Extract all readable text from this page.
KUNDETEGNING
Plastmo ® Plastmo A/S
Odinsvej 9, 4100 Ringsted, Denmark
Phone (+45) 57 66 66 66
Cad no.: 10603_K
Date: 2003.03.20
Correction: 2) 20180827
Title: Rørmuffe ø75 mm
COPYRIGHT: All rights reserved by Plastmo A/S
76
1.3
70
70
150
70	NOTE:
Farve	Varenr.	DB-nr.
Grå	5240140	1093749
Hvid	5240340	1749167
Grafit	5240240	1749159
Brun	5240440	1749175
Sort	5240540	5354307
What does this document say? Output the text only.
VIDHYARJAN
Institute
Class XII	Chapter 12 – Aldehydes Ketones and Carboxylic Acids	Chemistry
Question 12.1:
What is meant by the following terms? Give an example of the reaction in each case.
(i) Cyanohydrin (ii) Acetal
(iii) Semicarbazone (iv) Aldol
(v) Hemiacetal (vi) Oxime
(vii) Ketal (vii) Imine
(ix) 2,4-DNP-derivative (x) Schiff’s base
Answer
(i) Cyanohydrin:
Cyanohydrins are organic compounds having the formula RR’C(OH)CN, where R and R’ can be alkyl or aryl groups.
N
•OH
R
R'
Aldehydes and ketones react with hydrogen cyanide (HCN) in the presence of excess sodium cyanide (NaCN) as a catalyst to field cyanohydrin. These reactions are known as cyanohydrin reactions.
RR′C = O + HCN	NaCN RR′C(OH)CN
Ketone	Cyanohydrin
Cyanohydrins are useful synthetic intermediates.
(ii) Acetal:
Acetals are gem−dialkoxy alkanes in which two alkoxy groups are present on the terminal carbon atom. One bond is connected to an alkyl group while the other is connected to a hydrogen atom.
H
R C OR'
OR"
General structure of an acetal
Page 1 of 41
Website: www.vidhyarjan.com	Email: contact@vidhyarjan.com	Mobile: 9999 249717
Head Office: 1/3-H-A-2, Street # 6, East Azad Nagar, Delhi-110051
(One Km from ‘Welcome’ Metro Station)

· · · · ·

▶ **Given request**:
Search the data for "from". Copy every line that has it.

▶ **Result of this exercise**:
Extract all readable text from this page.
(One Km from ‘Welcome’ Metro Station)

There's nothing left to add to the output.